__Work instructions__: Write out all of the data exactly as it appears.

__Data entries__:
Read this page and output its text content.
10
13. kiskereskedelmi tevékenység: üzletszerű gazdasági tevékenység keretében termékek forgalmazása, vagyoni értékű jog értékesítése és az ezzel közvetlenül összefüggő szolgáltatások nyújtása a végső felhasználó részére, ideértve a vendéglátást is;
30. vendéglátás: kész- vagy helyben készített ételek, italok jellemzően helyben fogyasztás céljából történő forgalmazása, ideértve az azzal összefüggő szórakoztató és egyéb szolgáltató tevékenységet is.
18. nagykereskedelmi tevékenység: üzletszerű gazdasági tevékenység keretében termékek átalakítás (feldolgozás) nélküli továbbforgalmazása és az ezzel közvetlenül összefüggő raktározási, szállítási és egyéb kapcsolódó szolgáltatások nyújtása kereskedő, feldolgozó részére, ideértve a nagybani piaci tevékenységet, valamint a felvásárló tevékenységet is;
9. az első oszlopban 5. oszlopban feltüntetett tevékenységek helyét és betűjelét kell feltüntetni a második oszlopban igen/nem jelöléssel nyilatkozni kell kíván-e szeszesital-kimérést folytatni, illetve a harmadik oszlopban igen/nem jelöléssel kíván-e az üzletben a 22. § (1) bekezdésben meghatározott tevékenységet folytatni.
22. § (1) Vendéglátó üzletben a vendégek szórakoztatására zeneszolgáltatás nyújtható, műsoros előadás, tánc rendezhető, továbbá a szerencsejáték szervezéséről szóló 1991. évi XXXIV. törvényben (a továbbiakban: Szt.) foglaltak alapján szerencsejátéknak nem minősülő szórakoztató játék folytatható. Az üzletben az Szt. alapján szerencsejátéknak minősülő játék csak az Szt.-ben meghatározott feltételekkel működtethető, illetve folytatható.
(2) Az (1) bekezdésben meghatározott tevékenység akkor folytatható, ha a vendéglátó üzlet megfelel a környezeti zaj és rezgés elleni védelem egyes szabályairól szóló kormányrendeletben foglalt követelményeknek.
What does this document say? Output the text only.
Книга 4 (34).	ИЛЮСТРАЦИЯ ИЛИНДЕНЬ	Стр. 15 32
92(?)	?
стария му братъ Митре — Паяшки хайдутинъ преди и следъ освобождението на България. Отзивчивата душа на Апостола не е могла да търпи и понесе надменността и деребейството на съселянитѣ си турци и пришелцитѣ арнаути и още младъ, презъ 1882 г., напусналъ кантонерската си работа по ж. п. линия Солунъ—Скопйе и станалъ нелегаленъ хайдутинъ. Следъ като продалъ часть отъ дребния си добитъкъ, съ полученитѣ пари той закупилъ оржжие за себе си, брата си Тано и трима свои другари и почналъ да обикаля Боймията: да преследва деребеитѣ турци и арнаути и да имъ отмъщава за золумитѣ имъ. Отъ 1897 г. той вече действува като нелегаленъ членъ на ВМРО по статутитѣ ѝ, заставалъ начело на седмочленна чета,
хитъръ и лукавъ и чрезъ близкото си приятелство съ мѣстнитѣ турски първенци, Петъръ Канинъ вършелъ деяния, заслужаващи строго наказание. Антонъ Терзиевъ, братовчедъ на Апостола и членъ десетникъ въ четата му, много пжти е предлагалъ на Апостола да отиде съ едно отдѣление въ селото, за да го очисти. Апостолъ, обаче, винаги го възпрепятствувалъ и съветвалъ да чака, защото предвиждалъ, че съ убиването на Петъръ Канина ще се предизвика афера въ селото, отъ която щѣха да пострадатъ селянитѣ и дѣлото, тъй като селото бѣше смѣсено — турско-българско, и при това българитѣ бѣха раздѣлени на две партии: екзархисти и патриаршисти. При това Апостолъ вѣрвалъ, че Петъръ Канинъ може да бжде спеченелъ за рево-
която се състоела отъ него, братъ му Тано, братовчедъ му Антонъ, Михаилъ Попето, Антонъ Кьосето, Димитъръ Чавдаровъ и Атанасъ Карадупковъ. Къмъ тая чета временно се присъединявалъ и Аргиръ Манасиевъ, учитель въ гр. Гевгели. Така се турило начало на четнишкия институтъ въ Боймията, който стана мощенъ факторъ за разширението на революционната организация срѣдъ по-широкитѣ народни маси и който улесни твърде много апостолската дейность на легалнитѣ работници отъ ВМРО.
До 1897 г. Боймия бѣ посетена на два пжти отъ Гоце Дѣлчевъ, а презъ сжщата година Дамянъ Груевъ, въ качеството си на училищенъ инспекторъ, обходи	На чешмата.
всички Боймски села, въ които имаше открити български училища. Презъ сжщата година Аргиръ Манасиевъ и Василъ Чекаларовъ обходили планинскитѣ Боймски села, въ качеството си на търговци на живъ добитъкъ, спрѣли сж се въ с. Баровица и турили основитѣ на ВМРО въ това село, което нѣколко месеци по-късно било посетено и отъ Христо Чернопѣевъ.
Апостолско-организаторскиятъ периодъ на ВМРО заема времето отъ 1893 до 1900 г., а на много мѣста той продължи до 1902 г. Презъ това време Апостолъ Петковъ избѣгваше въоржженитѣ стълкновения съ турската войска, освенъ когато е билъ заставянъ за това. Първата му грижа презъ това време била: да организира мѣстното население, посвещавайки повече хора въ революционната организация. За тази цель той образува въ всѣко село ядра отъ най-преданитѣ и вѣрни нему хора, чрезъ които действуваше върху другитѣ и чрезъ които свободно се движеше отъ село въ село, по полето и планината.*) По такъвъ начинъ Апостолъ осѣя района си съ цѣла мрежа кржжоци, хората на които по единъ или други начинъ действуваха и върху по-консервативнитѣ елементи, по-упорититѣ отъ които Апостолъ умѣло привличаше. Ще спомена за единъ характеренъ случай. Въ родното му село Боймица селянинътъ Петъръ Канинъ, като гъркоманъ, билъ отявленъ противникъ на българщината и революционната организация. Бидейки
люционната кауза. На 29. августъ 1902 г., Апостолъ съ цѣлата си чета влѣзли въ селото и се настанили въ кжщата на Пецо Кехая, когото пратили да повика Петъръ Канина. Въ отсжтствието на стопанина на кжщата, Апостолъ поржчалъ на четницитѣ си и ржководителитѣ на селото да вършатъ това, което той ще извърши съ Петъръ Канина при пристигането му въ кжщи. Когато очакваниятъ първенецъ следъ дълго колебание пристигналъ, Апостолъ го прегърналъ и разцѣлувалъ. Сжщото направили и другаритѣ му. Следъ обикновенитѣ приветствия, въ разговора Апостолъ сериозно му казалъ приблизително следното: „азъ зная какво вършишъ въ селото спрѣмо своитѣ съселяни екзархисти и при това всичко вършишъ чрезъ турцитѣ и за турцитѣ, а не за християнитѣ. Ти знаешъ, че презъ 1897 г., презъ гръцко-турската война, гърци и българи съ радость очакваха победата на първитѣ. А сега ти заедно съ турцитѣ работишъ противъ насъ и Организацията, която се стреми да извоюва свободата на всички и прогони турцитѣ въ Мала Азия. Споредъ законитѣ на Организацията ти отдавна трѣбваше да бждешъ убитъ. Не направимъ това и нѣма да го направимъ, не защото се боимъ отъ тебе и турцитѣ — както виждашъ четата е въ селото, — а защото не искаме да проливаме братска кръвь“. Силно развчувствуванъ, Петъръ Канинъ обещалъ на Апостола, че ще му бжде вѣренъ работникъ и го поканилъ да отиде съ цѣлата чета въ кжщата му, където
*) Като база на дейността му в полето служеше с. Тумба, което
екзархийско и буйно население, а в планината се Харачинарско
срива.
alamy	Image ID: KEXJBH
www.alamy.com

__Solution to this problem__:
Read this page and output its text content.
10
13. kiskereskedelmi tevékenység: üzletszerű gazdasági tevékenység keretében termékek forgalmazása, vagyoni értékű jog értékesítése és az ezzel közvetlenül összefüggő szolgáltatások nyújtása a végső felhasználó részére, ideértve a vendéglátást is;
30. vendéglátás: kész- vagy helyben készített ételek, italok jellemzően helyben fogyasztás céljából történő forgalmazása, ideértve az azzal összefüggő szórakoztató és egyéb szolgáltató tevékenységet is.
18. nagykereskedelmi tevékenység: üzletszerű gazdasági tevékenység keretében termékek átalakítás (feldolgozás) nélküli továbbforgalmazása és az ezzel közvetlenül összefüggő raktározási, szállítási és egyéb kapcsolódó szolgáltatások nyújtása kereskedő, feldolgozó részére, ideértve a nagybani piaci tevékenységet, valamint a felvásárló tevékenységet is;
9. az első oszlopban 5. oszlopban feltüntetett tevékenységek helyét és betűjelét kell feltüntetni a második oszlopban igen/nem jelöléssel nyilatkozni kell kíván-e szeszesital-kimérést folytatni, illetve a harmadik oszlopban igen/nem jelöléssel kíván-e az üzletben a 22. § (1) bekezdésben meghatározott tevékenységet folytatni.
22. § (1) Vendéglátó üzletben a vendégek szórakoztatására zeneszolgáltatás nyújtható, műsoros előadás, tánc rendezhető, továbbá a szerencsejáték szervezéséről szóló 1991. évi XXXIV. törvényben (a továbbiakban: Szt.) foglaltak alapján szerencsejátéknak nem minősülő szórakoztató játék folytatható. Az üzletben az Szt. alapján szerencsejátéknak minősülő játék csak az Szt.-ben meghatározott feltételekkel működtethető, illetve folytatható.
(2) Az (1) bekezdésben meghatározott tevékenység akkor folytatható, ha a vendéglátó üzlet megfelel a környezeti zaj és rezgés elleni védelem egyes szabályairól szóló kormányrendeletben foglalt követelményeknek.
What does this document say? Output the text only.
Книга 4 (34).	ИЛЮСТРАЦИЯ ИЛИНДЕНЬ	Стр. 15 32
92(?)	?
стария му братъ Митре — Паяшки хайдутинъ преди и следъ освобождението на България. Отзивчивата душа на Апостола не е могла да търпи и понесе надменността и деребейството на съселянитѣ си турци и пришелцитѣ арнаути и още младъ, презъ 1882 г., напусналъ кантонерската си работа по ж. п. линия Солунъ—Скопйе и станалъ нелегаленъ хайдутинъ. Следъ като продалъ часть отъ дребния си добитъкъ, съ полученитѣ пари той закупилъ оржжие за себе си, брата си Тано и трима свои другари и почналъ да обикаля Боймията: да преследва деребеитѣ турци и арнаути и да имъ отмъщава за золумитѣ имъ. Отъ 1897 г. той вече действува като нелегаленъ членъ на ВМРО по статутитѣ ѝ, заставалъ начело на седмочленна чета,
хитъръ и лукавъ и чрезъ близкото си приятелство съ мѣстнитѣ турски първенци, Петъръ Канинъ вършелъ деяния, заслужаващи строго наказание. Антонъ Терзиевъ, братовчедъ на Апостола и членъ десетникъ въ четата му, много пжти е предлагалъ на Апостола да отиде съ едно отдѣление въ селото, за да го очисти. Апостолъ, обаче, винаги го възпрепятствувалъ и съветвалъ да чака, защото предвиждалъ, че съ убиването на Петъръ Канина ще се предизвика афера въ селото, отъ която щѣха да пострадатъ селянитѣ и дѣлото, тъй като селото бѣше смѣсено — турско-българско, и при това българитѣ бѣха раздѣлени на две партии: екзархисти и патриаршисти. При това Апостолъ вѣрвалъ, че Петъръ Канинъ може да бжде спеченелъ за рево-
която се състоела отъ него, братъ му Тано, братовчедъ му Антонъ, Михаилъ Попето, Антонъ Кьосето, Димитъръ Чавдаровъ и Атанасъ Карадупковъ. Къмъ тая чета временно се присъединявалъ и Аргиръ Манасиевъ, учитель въ гр. Гевгели. Така се турило начало на четнишкия институтъ въ Боймията, който стана мощенъ факторъ за разширението на революционната организация срѣдъ по-широкитѣ народни маси и който улесни твърде много апостолската дейность на легалнитѣ работници отъ ВМРО.
До 1897 г. Боймия бѣ посетена на два пжти отъ Гоце Дѣлчевъ, а презъ сжщата година Дамянъ Груевъ, въ качеството си на училищенъ инспекторъ, обходи	На чешмата.
всички Боймски села, въ които имаше открити български училища. Презъ сжщата година Аргиръ Манасиевъ и Василъ Чекаларовъ обходили планинскитѣ Боймски села, въ качеството си на търговци на живъ добитъкъ, спрѣли сж се въ с. Баровица и турили основитѣ на ВМРО въ това село, което нѣколко месеци по-късно било посетено и отъ Христо Чернопѣевъ.
Апостолско-организаторскиятъ периодъ на ВМРО заема времето отъ 1893 до 1900 г., а на много мѣста той продължи до 1902 г. Презъ това време Апостолъ Петковъ избѣгваше въоржженитѣ стълкновения съ турската войска, освенъ когато е билъ заставянъ за това. Първата му грижа презъ това време била: да организира мѣстното население, посвещавайки повече хора въ революционната организация. За тази цель той образува въ всѣко село ядра отъ най-преданитѣ и вѣрни нему хора, чрезъ които действуваше върху другитѣ и чрезъ които свободно се движеше отъ село въ село, по полето и планината.*) По такъвъ начинъ Апостолъ осѣя района си съ цѣла мрежа кржжоци, хората на които по единъ или други начинъ действуваха и върху по-консервативнитѣ елементи, по-упорититѣ отъ които Апостолъ умѣло привличаше. Ще спомена за единъ характеренъ случай. Въ родното му село Боймица селянинътъ Петъръ Канинъ, като гъркоманъ, билъ отявленъ противникъ на българщината и революционната организация. Бидейки
люционната кауза. На 29. августъ 1902 г., Апостолъ съ цѣлата си чета влѣзли въ селото и се настанили въ кжщата на Пецо Кехая, когото пратили да повика Петъръ Канина. Въ отсжтствието на стопанина на кжщата, Апостолъ поржчалъ на четницитѣ си и ржководителитѣ на селото да вършатъ това, което той ще извърши съ Петъръ Канина при пристигането му въ кжщи. Когато очакваниятъ първенецъ следъ дълго колебание пристигналъ, Апостолъ го прегърналъ и разцѣлувалъ. Сжщото направили и другаритѣ му. Следъ обикновенитѣ приветствия, въ разговора Апостолъ сериозно му казалъ приблизително следното: „азъ зная какво вършишъ въ селото спрѣмо своитѣ съселяни екзархисти и при това всичко вършишъ чрезъ турцитѣ и за турцитѣ, а не за християнитѣ. Ти знаешъ, че презъ 1897 г., презъ гръцко-турската война, гърци и българи съ радость очакваха победата на първитѣ. А сега ти заедно съ турцитѣ работишъ противъ насъ и Организацията, която се стреми да извоюва свободата на всички и прогони турцитѣ въ Мала Азия. Споредъ законитѣ на Организацията ти отдавна трѣбваше да бждешъ убитъ. Не направимъ това и нѣма да го направимъ, не защото се боимъ отъ тебе и турцитѣ — както виждашъ четата е въ селото, — а защото не искаме да проливаме братска кръвь“. Силно развчувствуванъ, Петъръ Канинъ обещалъ на Апостола, че ще му бжде вѣренъ работникъ и го поканилъ да отиде съ цѣлата чета въ кжщата му, където
*) Като база на дейността му в полето служеше с. Тумба, което
екзархийско и буйно население, а в планината се Харачинарско
срива.
alamy	Image ID: KEXJBH
www.alamy.com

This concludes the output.